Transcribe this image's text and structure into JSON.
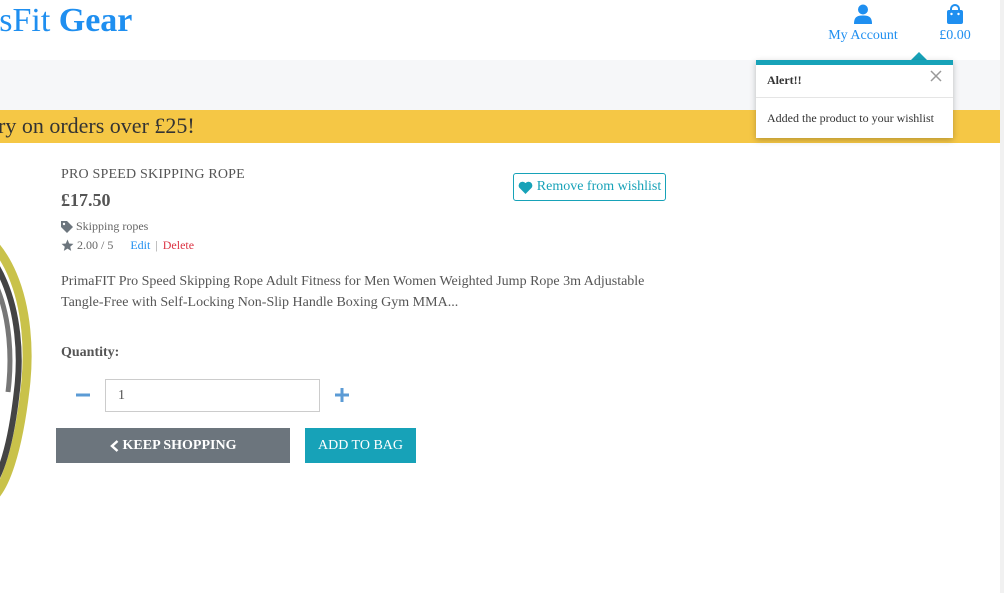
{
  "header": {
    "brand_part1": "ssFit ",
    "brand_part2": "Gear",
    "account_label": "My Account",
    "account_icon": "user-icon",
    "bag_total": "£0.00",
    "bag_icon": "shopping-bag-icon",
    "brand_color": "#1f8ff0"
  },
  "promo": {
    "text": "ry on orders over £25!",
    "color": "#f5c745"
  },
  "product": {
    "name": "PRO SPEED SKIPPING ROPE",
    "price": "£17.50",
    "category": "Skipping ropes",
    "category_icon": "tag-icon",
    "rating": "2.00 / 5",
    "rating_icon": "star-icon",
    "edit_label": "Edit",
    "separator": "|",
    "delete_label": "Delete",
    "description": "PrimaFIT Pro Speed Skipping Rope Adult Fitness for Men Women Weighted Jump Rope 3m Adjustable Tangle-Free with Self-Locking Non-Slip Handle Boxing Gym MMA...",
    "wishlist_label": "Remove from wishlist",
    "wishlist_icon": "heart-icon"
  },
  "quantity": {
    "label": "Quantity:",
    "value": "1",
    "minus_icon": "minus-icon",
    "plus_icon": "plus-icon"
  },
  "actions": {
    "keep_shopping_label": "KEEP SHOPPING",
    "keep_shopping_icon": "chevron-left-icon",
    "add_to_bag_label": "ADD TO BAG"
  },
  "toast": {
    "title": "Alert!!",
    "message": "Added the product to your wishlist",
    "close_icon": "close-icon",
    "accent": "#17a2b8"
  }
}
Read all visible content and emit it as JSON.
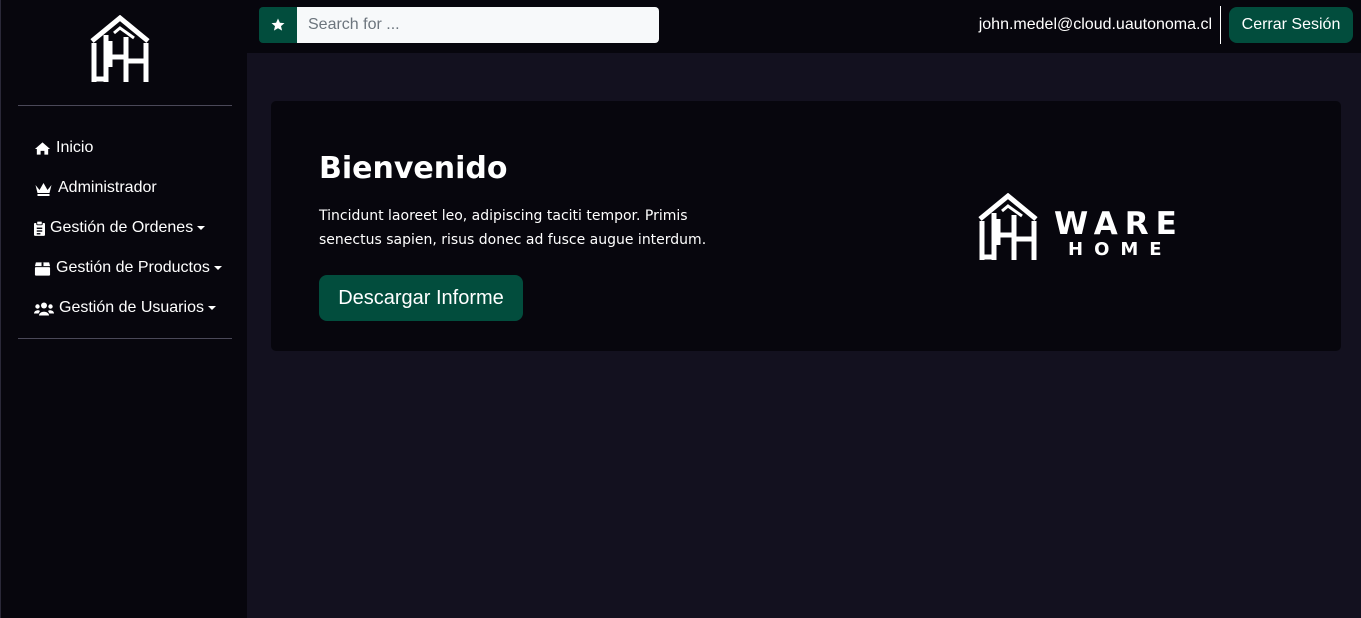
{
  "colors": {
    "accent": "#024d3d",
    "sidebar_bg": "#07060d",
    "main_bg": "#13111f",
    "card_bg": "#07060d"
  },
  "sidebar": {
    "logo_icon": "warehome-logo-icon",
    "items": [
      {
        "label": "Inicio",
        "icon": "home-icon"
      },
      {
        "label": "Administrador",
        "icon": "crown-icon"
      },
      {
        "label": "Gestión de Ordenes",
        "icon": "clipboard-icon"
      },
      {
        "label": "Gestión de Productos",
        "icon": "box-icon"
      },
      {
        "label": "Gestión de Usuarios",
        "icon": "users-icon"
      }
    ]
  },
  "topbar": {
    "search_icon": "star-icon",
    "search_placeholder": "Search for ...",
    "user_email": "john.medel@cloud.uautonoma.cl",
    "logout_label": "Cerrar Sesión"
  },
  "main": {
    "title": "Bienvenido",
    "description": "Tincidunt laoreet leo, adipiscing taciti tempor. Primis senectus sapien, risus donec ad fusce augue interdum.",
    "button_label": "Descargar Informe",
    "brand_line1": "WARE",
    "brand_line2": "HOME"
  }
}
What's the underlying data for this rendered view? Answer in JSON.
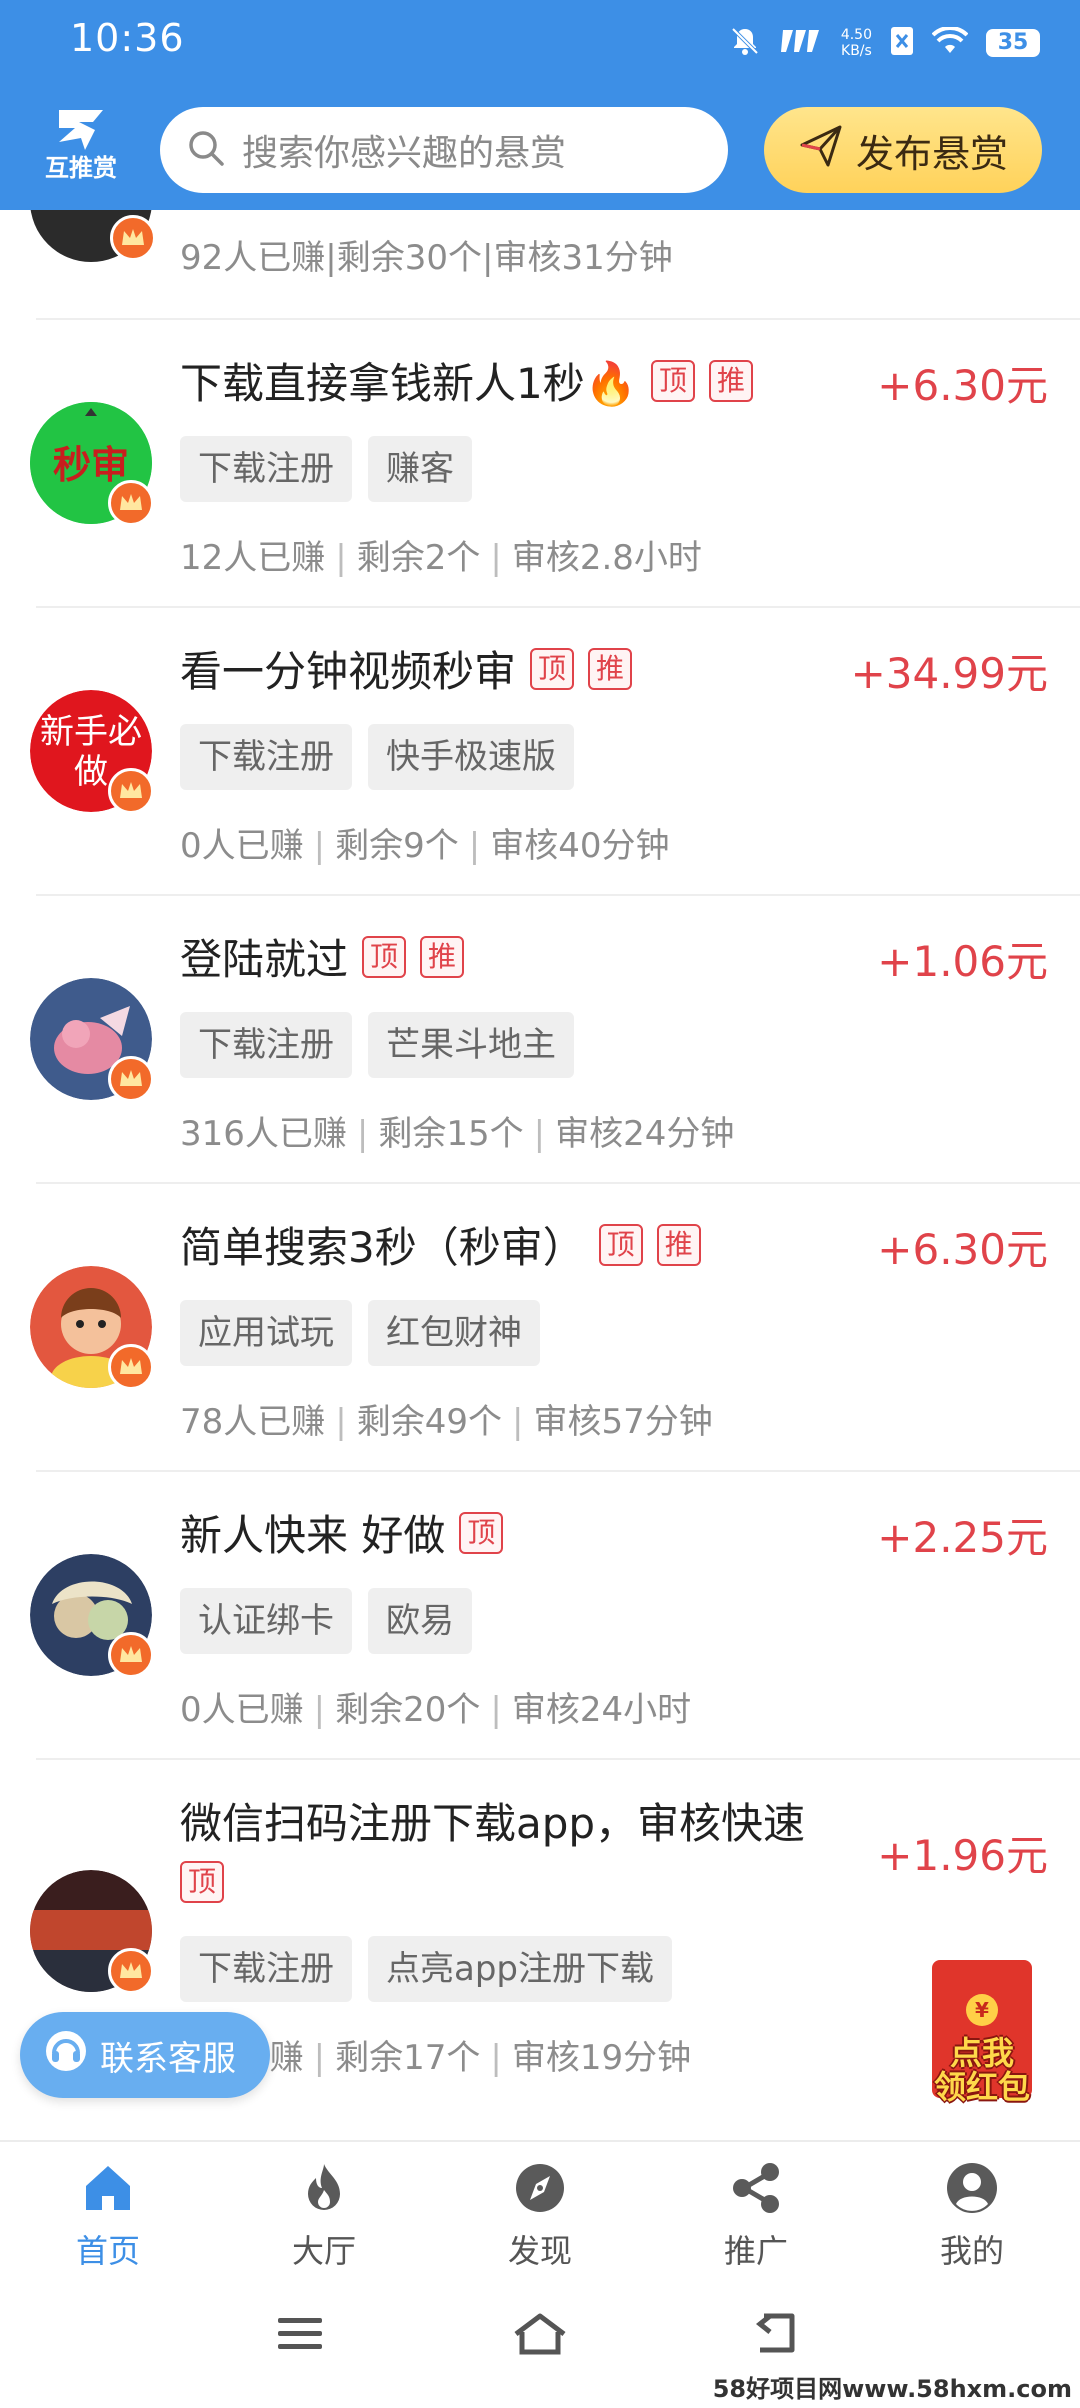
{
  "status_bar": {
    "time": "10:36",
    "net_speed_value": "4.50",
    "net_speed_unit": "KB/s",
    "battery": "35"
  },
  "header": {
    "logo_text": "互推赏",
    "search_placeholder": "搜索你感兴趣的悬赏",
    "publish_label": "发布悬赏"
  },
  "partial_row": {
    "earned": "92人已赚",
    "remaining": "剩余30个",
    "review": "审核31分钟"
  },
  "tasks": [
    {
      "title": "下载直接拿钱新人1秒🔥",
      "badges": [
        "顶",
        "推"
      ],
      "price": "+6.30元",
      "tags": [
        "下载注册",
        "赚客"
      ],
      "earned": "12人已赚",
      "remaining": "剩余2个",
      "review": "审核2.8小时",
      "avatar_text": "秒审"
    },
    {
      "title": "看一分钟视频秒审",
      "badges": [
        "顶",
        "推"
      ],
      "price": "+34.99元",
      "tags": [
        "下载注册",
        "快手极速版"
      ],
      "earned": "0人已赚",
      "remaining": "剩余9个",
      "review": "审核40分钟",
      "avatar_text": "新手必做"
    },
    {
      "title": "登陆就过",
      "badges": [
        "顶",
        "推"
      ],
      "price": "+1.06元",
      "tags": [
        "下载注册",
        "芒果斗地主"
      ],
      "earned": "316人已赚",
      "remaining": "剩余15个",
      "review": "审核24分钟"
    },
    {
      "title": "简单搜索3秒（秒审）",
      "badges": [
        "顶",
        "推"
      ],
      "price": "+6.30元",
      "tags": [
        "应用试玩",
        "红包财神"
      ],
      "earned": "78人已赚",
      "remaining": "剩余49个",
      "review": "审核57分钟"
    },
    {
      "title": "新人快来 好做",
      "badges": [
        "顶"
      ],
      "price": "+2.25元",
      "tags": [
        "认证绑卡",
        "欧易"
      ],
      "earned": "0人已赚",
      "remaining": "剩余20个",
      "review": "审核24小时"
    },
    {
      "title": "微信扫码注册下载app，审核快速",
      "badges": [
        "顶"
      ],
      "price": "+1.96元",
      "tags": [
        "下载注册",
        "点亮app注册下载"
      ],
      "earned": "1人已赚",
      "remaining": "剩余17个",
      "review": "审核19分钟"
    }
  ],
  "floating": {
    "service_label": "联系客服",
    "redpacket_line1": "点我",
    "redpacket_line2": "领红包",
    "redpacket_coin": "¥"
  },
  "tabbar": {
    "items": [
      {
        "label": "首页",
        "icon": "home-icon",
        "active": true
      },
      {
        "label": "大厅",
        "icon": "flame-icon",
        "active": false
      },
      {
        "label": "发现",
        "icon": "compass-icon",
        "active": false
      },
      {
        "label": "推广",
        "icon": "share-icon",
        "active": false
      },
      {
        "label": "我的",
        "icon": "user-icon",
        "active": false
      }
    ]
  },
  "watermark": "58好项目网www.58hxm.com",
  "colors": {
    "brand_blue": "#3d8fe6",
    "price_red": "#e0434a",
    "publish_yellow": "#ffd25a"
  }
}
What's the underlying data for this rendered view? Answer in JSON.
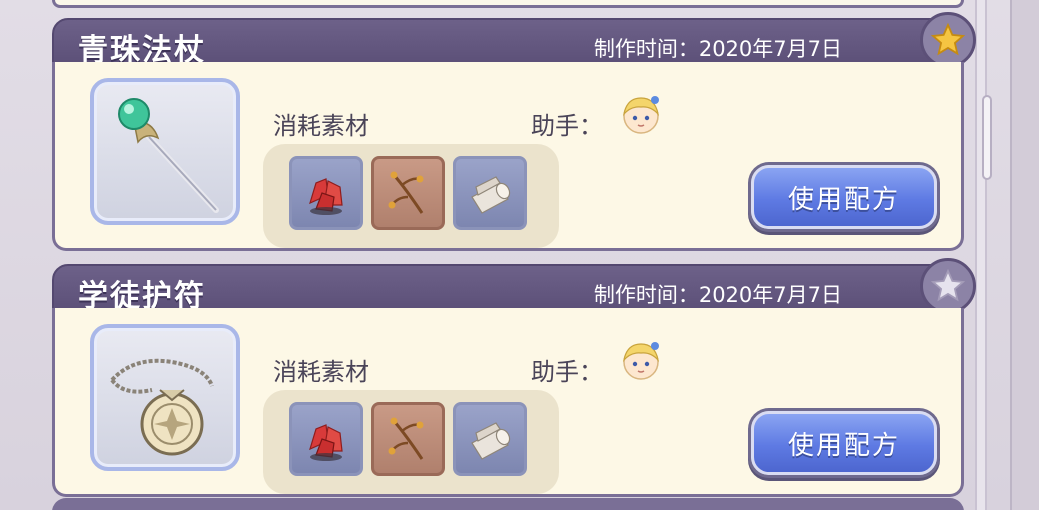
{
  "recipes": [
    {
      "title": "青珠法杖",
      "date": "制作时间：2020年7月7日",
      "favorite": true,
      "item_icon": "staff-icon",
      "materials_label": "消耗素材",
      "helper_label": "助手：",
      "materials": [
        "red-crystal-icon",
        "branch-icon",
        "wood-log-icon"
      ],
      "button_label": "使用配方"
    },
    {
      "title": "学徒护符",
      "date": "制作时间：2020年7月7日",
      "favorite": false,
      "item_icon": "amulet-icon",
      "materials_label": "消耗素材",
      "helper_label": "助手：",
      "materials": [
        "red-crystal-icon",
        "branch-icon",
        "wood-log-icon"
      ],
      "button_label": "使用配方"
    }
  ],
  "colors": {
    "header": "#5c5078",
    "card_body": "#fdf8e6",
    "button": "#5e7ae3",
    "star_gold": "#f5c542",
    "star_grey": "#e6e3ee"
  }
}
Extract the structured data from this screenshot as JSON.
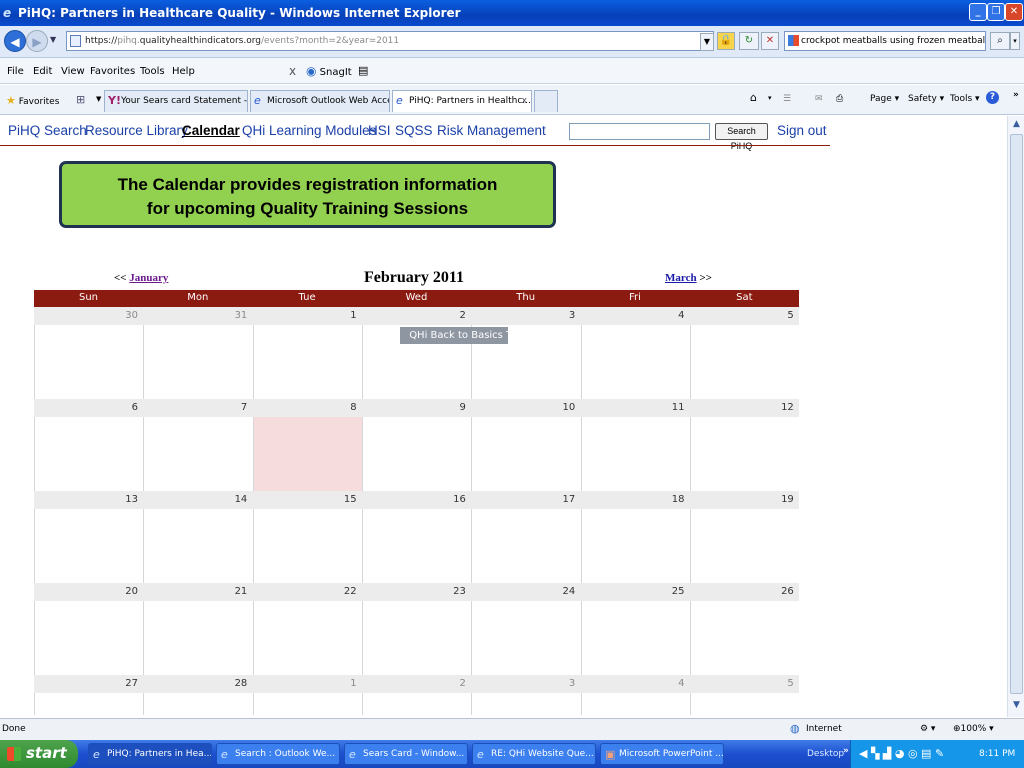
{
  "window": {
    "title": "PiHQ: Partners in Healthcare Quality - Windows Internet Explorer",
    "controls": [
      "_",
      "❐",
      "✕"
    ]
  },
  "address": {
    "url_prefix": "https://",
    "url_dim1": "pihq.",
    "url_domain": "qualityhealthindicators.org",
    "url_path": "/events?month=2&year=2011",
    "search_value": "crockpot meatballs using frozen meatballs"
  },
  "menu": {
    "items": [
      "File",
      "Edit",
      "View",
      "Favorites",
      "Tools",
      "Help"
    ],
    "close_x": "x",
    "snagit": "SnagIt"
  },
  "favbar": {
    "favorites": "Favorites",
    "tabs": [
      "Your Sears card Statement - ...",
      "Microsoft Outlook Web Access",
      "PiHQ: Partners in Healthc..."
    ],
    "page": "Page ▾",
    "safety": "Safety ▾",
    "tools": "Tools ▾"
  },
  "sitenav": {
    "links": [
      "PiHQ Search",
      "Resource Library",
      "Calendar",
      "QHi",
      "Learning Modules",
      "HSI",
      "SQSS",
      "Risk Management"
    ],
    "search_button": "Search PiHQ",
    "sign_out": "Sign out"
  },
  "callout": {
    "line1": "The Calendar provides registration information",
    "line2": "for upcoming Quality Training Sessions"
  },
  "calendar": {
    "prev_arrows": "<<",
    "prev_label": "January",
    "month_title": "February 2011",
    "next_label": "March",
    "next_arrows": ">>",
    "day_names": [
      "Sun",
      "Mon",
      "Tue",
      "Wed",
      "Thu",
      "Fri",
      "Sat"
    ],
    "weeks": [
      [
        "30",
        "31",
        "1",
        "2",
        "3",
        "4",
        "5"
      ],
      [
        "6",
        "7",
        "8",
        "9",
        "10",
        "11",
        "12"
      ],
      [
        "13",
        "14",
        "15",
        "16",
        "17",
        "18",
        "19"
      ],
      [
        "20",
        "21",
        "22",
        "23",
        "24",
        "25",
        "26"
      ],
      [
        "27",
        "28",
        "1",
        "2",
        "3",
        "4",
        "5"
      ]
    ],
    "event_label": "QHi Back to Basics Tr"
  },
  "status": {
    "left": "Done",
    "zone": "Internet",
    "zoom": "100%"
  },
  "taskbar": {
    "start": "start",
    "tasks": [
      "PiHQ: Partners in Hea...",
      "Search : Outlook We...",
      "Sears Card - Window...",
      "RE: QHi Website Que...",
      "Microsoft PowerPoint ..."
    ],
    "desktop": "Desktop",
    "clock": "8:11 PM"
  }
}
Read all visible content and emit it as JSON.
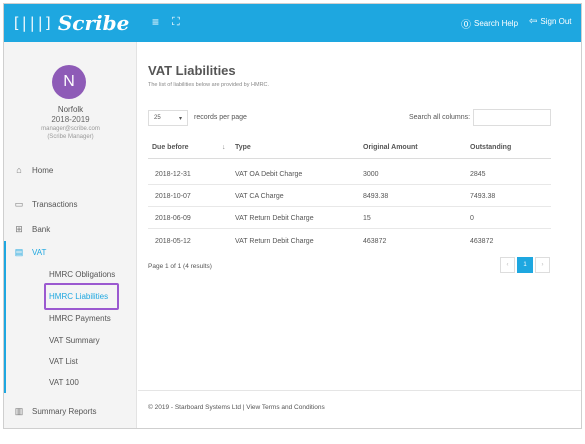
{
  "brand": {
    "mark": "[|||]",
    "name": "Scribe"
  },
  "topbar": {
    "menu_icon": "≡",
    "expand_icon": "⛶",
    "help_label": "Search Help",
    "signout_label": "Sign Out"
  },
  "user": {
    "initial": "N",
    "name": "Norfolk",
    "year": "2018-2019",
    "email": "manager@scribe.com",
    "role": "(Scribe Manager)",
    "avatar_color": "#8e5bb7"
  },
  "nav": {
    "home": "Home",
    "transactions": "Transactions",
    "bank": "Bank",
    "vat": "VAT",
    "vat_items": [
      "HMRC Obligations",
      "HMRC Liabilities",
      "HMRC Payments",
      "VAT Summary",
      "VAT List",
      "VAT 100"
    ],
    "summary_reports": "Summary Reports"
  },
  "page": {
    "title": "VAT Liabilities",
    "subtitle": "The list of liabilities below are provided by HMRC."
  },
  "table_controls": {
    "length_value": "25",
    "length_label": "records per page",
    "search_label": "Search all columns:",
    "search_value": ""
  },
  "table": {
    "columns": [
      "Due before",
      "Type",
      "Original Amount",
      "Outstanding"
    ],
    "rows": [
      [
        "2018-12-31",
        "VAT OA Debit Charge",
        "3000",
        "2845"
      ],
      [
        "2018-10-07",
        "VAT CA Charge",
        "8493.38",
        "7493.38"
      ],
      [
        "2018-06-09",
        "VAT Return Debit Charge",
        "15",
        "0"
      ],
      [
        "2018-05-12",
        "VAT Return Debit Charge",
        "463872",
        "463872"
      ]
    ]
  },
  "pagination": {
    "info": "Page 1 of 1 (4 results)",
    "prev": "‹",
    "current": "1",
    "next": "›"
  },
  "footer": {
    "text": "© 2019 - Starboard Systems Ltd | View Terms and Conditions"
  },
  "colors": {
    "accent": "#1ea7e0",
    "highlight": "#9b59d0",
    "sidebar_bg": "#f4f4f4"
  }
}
§
* _PROBLEM TO WORK ON_: Read the data above and pull out each line that holds the string "HMRC".

* _TASK ANSWER_:
      "HMRC Obligations",
      "HMRC Liabilities",
      "HMRC Payments",
    "subtitle": "The list of liabilities below are provided by HMRC."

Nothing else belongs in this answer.